Figure content listings
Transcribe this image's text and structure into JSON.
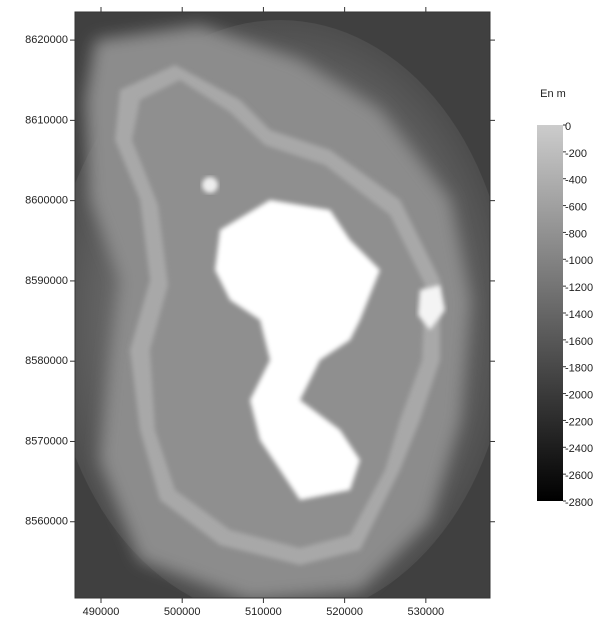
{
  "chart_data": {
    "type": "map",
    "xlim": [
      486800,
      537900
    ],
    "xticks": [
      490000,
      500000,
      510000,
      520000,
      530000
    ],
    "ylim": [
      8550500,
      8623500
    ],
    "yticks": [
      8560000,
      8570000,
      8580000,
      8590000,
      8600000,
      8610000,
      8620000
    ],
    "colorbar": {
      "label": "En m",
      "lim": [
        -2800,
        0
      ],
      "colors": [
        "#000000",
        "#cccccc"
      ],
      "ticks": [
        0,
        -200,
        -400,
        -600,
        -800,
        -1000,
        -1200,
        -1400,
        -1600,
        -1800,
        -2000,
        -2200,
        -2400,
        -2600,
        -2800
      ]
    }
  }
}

What you need to do
Repeat each entry exactly. Pictures do not belong in the copy.

Expected answer
Transcribe this image's text and structure into JSON.
{
  "chart_data": {
    "type": "map",
    "xlim": [
      486800,
      537900
    ],
    "xticks": [
      490000,
      500000,
      510000,
      520000,
      530000
    ],
    "ylim": [
      8550500,
      8623500
    ],
    "yticks": [
      8560000,
      8570000,
      8580000,
      8590000,
      8600000,
      8610000,
      8620000
    ],
    "colorbar": {
      "label": "En m",
      "lim": [
        -2800,
        0
      ],
      "colors": [
        "#000000",
        "#cccccc"
      ],
      "ticks": [
        0,
        -200,
        -400,
        -600,
        -800,
        -1000,
        -1200,
        -1400,
        -1600,
        -1800,
        -2000,
        -2200,
        -2400,
        -2600,
        -2800
      ]
    }
  }
}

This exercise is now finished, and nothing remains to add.